··· Records shown

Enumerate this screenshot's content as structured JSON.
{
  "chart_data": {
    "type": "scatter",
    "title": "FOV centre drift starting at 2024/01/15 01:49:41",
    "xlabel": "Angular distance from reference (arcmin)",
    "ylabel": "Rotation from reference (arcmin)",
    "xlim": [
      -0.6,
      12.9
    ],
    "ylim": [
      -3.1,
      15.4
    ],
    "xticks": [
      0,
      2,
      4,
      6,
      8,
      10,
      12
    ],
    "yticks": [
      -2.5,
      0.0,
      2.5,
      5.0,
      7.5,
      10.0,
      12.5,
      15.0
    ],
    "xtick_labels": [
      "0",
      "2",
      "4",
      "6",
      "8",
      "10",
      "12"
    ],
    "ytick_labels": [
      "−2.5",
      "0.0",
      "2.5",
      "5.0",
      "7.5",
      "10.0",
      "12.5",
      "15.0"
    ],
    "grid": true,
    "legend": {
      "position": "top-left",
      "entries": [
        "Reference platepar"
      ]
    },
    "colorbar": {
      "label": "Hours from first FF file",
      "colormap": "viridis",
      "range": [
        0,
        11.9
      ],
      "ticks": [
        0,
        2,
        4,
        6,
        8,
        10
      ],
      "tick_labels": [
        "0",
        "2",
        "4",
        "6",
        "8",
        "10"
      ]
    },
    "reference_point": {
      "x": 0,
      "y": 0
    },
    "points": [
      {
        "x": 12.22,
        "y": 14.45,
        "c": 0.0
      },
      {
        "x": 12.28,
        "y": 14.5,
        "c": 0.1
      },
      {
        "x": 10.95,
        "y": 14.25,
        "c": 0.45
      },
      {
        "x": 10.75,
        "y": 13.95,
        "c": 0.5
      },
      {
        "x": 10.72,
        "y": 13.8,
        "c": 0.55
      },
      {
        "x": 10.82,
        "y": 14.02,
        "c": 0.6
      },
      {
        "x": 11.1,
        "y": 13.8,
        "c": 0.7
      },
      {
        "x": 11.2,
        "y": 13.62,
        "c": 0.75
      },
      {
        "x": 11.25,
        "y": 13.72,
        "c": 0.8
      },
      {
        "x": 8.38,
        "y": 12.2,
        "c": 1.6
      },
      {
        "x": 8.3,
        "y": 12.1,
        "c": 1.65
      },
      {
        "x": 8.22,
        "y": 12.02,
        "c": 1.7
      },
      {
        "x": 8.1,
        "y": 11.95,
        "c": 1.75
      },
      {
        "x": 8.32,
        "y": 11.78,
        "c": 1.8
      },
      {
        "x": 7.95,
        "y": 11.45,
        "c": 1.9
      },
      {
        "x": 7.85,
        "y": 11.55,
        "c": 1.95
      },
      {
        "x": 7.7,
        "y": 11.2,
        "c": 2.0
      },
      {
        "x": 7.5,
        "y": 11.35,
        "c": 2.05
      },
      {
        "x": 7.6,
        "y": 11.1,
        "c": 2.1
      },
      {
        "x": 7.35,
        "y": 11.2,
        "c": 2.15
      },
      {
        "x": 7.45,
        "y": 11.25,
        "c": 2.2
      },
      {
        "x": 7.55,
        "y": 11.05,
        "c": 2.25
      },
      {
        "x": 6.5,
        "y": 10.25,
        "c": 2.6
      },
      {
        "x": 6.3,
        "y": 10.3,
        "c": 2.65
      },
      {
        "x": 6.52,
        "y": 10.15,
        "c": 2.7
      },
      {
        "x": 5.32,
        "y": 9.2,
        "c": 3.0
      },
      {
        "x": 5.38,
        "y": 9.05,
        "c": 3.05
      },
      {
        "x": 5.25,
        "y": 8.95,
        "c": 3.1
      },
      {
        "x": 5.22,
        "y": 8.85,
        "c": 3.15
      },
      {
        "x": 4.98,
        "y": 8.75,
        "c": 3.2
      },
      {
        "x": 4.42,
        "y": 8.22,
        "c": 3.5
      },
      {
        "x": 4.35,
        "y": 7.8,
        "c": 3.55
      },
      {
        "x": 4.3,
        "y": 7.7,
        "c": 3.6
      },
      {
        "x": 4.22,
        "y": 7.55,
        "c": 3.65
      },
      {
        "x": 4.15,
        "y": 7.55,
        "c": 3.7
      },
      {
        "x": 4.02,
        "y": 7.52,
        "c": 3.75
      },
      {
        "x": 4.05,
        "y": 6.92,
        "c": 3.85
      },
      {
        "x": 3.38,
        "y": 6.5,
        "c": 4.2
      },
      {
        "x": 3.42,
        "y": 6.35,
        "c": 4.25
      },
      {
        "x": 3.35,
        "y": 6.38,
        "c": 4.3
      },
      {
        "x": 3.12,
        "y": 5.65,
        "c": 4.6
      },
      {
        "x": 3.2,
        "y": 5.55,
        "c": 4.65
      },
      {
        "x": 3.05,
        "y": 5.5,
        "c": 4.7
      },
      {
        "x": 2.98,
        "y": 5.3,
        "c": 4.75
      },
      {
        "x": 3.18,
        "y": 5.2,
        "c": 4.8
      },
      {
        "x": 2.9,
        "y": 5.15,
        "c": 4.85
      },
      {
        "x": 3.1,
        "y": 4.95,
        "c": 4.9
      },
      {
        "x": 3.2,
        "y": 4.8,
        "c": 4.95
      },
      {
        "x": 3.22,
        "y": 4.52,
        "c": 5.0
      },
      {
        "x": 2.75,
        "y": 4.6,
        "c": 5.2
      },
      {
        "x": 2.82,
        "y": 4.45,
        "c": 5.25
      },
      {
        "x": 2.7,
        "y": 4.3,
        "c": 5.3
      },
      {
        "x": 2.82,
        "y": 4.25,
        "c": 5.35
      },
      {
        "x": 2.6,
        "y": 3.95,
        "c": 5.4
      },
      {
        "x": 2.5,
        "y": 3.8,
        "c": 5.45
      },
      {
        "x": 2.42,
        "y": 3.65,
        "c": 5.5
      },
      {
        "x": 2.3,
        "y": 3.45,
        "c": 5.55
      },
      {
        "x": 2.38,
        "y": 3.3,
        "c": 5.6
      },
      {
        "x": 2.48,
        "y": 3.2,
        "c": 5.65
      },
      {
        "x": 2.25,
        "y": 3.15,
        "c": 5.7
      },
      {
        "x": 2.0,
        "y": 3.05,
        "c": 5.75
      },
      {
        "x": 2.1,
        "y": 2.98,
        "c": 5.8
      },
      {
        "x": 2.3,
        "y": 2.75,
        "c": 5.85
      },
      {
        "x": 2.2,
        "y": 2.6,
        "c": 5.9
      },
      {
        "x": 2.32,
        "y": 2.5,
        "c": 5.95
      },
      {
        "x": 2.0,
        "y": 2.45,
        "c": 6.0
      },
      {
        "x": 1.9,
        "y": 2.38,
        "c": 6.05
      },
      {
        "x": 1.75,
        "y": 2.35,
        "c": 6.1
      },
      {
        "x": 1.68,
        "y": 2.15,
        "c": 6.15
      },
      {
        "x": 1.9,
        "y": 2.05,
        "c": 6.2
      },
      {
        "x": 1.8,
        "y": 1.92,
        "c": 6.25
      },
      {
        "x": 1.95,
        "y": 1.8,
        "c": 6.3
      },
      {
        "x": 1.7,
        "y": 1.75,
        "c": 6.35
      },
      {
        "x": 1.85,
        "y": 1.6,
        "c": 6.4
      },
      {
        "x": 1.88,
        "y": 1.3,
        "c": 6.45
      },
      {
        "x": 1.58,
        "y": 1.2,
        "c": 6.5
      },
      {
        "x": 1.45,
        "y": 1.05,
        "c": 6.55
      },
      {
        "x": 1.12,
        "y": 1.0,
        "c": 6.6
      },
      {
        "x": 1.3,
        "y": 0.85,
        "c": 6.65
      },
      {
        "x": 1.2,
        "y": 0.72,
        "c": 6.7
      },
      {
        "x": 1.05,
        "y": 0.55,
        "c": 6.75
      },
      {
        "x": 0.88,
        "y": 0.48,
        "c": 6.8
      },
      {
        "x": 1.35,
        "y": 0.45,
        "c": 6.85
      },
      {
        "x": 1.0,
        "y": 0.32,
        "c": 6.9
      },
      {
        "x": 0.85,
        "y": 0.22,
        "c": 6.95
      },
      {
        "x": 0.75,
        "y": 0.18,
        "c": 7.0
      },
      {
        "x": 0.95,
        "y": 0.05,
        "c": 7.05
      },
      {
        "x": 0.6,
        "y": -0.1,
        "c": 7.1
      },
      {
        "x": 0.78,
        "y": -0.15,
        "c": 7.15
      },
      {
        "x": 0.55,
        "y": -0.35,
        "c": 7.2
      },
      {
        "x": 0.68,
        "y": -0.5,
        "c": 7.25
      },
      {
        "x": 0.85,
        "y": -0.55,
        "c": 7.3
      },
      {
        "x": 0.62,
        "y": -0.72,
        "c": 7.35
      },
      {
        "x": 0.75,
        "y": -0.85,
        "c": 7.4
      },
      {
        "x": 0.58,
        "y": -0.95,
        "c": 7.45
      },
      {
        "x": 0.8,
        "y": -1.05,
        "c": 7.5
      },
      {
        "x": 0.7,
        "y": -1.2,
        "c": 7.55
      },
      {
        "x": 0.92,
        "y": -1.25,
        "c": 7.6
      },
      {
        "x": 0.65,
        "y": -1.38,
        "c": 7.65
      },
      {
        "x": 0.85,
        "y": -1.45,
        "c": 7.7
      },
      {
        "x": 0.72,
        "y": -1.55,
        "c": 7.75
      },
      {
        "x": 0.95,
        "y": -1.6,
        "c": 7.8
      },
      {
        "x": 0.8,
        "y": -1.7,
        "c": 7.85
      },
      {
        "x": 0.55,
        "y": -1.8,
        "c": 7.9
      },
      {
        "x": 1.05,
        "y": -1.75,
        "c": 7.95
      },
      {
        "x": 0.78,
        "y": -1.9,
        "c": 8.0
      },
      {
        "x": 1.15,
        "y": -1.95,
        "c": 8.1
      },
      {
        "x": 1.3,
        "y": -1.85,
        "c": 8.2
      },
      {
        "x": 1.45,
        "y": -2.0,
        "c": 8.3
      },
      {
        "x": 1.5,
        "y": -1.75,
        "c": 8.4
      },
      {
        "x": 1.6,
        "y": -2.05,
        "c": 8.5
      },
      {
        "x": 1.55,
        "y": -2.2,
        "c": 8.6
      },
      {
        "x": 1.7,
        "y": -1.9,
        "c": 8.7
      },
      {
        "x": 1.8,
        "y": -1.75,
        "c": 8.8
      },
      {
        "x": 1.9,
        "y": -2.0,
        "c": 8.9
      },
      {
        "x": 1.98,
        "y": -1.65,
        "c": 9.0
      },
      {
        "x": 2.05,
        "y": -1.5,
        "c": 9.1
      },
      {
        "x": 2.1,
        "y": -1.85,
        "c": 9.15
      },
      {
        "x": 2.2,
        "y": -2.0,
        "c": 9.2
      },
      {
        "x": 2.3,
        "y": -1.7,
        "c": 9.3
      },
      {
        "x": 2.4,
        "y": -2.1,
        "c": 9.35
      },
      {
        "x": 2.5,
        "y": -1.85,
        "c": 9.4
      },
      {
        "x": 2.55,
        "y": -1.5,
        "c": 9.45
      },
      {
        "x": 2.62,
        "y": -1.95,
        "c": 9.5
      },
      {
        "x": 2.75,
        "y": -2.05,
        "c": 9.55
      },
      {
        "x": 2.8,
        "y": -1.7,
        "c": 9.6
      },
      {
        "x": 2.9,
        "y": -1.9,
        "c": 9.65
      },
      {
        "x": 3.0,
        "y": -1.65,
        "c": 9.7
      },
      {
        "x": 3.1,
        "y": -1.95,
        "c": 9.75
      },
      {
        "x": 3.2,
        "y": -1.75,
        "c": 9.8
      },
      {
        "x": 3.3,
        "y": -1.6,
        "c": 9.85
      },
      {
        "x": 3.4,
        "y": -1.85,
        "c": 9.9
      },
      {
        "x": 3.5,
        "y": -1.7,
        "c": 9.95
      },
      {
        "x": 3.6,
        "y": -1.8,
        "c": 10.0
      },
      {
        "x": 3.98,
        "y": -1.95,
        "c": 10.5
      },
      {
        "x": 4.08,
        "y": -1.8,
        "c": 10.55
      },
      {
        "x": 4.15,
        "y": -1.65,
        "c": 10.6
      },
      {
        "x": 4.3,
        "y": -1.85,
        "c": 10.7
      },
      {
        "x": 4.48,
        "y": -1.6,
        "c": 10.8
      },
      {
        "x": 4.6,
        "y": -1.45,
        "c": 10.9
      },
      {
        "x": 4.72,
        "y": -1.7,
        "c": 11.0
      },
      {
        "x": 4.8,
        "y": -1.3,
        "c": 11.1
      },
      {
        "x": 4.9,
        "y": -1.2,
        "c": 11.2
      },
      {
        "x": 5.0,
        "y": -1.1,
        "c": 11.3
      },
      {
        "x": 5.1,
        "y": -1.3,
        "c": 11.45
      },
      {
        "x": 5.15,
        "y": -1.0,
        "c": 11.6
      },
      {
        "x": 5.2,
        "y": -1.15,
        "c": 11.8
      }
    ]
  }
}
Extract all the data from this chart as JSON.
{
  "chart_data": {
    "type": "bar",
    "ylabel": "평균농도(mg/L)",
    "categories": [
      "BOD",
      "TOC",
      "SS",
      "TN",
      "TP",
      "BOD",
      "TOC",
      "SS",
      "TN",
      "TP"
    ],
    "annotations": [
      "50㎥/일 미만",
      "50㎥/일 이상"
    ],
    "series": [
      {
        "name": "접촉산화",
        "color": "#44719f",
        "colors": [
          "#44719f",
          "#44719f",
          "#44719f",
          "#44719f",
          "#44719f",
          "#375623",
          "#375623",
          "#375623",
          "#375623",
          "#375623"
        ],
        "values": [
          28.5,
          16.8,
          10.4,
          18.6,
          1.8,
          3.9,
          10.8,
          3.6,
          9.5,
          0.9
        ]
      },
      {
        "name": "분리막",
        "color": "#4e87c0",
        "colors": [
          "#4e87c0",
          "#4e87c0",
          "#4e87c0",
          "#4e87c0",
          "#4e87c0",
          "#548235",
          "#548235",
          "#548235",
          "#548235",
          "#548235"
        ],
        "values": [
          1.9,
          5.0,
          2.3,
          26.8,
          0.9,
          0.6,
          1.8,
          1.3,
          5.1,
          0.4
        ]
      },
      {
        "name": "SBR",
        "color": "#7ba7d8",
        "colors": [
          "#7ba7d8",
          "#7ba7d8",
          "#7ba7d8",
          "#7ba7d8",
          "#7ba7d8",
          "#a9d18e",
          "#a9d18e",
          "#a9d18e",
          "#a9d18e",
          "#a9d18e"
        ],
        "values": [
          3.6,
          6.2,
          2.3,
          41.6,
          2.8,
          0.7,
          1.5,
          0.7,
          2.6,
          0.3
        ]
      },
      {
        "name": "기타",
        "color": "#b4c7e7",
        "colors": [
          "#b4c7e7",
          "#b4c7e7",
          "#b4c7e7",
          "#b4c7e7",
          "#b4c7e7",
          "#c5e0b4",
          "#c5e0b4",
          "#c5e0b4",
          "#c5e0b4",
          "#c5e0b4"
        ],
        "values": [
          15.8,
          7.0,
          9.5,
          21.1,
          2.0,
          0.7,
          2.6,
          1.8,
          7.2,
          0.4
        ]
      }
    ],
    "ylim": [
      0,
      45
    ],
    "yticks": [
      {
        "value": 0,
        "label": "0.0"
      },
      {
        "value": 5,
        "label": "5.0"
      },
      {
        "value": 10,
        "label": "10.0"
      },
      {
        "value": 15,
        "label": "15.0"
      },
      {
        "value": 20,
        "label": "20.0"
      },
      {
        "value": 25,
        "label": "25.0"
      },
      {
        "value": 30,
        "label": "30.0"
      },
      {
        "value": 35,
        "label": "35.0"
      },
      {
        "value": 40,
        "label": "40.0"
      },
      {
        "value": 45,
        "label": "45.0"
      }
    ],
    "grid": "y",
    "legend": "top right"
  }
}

······

▶ **What to produce**: In the material above, tally every line with the string "JSON" in it, then give that number alone.

▶ **Result for this task**: 2